(Extracted records)
^^^^^^^^^^^^^^^^

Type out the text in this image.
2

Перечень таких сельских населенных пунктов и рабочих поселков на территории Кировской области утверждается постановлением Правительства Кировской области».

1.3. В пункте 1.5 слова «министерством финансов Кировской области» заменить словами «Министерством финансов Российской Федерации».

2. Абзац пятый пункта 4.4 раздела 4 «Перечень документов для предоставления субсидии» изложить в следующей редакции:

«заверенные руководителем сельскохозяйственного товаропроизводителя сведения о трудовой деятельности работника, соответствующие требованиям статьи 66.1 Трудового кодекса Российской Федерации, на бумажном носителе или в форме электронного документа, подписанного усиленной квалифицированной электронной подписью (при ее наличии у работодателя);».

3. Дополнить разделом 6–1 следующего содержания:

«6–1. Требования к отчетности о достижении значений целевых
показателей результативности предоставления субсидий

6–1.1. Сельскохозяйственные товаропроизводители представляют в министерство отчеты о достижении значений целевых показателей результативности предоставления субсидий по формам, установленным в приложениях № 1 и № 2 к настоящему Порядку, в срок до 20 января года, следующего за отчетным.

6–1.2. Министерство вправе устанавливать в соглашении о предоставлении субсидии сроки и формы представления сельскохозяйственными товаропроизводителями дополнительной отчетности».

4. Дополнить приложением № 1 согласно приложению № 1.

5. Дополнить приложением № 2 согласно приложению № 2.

^^^^^^^^^^^^^^^^

* **AIM OF THE EXERCISE**:
Look through the data above. Copy every line with the string "предоставления" in it.

* **WRITTEN ANSWER**:
2. Абзац пятый пункта 4.4 раздела 4 «Перечень документов для предоставления субсидии» изложить в следующей редакции:
показателей результативности предоставления субсидий
6–1.1. Сельскохозяйственные товаропроизводители представляют в министерство отчеты о достижении значений целевых показателей результативности предоставления субсидий по формам, установленным в приложениях № 1 и № 2 к настоящему Порядку, в срок до 20 января года, следующего за отчетным.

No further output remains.